# [Exercise requirements]
Records follow. Pull out every line that contains "Profile".
* START Task inputs *
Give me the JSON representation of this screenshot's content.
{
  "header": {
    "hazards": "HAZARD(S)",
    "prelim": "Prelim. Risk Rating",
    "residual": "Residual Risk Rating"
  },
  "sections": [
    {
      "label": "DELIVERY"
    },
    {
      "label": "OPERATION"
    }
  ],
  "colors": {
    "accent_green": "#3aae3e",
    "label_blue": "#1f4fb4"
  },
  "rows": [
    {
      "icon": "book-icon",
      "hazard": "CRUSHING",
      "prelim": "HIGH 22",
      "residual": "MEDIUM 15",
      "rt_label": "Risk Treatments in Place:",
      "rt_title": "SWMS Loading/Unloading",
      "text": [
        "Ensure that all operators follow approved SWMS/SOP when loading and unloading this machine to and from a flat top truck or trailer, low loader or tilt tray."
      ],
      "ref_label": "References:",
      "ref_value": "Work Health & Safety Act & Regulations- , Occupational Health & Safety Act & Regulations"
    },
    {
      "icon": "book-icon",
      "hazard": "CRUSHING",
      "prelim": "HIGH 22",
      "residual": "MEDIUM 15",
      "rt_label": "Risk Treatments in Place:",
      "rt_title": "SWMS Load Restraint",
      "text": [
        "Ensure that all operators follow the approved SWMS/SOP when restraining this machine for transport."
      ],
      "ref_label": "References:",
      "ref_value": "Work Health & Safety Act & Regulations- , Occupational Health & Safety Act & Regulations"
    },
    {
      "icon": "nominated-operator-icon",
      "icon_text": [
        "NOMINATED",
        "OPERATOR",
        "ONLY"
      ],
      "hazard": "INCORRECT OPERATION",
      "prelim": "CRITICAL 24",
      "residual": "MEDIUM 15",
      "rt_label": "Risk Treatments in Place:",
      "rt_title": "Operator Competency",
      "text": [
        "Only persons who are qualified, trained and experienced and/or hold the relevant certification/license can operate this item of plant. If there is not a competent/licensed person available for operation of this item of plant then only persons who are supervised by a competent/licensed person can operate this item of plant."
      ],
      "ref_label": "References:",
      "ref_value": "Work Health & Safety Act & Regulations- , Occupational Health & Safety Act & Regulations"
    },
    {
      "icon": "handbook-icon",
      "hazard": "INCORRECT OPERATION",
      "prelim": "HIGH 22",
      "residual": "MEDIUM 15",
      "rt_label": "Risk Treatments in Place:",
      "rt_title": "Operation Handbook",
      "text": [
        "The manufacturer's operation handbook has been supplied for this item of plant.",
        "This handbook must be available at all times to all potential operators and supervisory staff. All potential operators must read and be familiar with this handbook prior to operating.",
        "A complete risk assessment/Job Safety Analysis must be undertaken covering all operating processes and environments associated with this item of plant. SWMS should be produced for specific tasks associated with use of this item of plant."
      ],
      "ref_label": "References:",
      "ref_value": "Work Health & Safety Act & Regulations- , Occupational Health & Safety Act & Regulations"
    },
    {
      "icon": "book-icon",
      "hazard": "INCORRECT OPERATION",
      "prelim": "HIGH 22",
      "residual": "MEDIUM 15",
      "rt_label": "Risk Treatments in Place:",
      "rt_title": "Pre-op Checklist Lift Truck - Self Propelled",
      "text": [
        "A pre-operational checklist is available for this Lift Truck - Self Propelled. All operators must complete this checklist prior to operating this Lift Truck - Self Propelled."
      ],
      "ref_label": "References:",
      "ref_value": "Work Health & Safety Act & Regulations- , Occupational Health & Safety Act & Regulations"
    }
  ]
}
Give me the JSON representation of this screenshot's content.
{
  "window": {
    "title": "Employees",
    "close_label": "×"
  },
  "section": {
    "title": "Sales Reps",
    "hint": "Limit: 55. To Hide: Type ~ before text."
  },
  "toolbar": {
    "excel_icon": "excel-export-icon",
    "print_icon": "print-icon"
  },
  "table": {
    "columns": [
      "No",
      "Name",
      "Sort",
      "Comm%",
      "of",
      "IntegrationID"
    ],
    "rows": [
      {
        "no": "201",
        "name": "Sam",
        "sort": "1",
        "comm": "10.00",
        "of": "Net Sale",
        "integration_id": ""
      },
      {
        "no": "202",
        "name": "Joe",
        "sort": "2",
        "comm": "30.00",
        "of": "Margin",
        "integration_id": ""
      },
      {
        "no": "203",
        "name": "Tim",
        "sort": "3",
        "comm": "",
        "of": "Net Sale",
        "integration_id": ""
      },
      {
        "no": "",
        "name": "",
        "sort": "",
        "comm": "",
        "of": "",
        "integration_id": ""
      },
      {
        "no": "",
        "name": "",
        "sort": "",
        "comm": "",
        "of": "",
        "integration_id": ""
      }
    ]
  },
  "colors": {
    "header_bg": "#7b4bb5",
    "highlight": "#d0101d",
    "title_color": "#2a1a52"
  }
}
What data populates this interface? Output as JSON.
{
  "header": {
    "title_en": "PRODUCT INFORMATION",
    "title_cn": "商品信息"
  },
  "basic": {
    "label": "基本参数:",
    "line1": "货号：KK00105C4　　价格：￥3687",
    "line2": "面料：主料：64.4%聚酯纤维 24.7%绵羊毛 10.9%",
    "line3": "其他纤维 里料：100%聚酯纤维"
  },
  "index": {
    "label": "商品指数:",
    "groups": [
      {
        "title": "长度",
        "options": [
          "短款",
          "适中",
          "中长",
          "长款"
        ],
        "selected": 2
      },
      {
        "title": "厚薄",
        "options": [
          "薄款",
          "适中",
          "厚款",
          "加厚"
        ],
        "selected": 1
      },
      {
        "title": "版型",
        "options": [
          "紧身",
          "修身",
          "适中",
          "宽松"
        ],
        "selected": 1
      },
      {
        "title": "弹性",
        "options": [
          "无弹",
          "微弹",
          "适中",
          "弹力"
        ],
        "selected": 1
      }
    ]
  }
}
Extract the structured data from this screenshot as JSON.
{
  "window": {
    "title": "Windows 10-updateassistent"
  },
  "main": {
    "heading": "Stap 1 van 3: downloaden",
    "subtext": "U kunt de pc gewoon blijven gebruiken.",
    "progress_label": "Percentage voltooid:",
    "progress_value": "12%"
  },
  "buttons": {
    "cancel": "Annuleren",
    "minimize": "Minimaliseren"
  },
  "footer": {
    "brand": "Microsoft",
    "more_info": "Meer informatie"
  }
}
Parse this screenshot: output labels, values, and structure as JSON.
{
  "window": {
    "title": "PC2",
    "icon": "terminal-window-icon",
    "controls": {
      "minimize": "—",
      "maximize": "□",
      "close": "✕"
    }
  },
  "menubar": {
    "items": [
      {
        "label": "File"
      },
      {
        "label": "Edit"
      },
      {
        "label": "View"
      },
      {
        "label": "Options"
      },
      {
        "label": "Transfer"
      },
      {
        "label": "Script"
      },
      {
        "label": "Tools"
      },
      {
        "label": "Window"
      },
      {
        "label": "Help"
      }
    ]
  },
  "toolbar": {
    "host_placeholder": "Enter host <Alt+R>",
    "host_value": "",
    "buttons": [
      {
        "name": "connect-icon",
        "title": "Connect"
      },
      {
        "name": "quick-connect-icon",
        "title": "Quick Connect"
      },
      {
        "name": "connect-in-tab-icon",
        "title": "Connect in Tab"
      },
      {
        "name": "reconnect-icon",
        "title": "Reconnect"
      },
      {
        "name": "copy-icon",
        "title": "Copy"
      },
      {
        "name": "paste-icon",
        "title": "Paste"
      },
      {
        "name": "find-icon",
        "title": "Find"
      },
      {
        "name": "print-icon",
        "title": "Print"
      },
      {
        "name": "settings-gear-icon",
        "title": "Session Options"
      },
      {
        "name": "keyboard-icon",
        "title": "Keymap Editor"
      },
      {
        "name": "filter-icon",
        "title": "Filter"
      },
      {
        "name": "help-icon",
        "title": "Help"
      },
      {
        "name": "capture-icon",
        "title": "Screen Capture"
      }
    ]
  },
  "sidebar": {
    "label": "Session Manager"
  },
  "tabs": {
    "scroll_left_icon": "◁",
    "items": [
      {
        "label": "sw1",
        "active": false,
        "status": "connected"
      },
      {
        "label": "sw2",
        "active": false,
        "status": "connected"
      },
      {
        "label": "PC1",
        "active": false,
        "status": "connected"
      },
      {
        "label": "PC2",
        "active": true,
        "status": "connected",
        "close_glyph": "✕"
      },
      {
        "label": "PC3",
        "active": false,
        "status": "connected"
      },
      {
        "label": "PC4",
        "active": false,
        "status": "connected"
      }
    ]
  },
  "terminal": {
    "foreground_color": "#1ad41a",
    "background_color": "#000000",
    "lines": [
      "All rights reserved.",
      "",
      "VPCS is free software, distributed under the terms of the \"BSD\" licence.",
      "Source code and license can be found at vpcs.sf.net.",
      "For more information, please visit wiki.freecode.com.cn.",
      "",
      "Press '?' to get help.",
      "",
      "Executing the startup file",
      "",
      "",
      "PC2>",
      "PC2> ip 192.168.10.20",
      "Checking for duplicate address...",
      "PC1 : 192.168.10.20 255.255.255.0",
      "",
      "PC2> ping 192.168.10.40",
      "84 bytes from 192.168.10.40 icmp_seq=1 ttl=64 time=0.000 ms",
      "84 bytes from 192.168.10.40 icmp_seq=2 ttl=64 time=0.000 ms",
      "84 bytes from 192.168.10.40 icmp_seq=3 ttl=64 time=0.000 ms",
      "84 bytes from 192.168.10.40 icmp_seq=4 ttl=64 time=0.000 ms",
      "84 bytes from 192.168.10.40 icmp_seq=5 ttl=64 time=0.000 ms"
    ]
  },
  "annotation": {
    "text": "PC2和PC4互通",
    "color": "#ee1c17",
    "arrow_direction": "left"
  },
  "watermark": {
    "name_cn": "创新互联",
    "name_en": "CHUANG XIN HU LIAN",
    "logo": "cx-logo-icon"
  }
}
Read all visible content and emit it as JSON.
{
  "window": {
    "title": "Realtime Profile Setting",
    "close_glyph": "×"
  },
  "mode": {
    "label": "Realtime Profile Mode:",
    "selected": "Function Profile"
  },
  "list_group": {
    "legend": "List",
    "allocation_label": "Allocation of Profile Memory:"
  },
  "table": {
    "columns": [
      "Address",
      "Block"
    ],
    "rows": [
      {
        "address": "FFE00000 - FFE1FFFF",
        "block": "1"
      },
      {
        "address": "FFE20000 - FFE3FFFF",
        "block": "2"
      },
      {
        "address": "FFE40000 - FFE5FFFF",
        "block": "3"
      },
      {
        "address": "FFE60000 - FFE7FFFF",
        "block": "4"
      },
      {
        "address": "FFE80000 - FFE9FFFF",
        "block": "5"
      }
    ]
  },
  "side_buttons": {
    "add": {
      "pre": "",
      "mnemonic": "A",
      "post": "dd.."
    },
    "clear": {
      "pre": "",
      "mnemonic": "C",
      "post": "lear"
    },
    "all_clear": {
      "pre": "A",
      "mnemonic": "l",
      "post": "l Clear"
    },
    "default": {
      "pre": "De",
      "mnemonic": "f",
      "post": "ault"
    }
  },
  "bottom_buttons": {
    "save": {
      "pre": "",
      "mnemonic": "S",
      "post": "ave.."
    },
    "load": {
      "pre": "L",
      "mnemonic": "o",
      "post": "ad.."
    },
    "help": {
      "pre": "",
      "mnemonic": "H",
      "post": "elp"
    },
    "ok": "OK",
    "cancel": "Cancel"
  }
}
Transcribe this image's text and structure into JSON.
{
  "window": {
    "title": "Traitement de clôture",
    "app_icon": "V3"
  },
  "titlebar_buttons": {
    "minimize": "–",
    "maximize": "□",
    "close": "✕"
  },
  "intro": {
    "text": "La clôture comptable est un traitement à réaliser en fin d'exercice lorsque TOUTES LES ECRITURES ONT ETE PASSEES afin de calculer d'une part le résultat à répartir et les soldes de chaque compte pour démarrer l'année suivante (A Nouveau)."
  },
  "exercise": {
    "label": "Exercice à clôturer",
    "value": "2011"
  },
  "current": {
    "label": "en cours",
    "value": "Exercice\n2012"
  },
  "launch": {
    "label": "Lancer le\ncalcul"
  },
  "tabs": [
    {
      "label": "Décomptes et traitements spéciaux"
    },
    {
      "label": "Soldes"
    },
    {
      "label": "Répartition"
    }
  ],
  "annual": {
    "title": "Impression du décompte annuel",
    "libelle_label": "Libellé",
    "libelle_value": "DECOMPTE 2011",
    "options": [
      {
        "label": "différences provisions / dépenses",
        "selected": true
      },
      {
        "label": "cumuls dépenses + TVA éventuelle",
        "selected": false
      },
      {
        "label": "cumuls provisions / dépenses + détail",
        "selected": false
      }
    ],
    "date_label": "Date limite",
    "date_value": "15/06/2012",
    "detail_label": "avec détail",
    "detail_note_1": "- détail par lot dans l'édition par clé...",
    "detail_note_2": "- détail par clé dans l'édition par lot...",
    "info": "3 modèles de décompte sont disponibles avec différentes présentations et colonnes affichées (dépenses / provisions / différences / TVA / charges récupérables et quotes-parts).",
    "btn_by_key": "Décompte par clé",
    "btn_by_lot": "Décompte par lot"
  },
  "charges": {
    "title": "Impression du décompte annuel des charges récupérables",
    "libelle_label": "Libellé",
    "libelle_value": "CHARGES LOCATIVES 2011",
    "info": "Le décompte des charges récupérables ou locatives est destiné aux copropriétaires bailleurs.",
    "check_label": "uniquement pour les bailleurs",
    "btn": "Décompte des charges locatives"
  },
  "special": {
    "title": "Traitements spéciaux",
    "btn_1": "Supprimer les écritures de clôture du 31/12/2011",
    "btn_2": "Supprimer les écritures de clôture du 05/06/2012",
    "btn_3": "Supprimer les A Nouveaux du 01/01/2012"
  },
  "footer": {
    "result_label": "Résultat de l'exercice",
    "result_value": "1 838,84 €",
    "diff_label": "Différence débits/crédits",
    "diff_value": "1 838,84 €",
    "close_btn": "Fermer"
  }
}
* END Task inputs *
# [Response to the task]
    "title": "Realtime Profile Setting",
    "label": "Realtime Profile Mode:",
    "selected": "Function Profile"
    "allocation_label": "Allocation of Profile Memory:"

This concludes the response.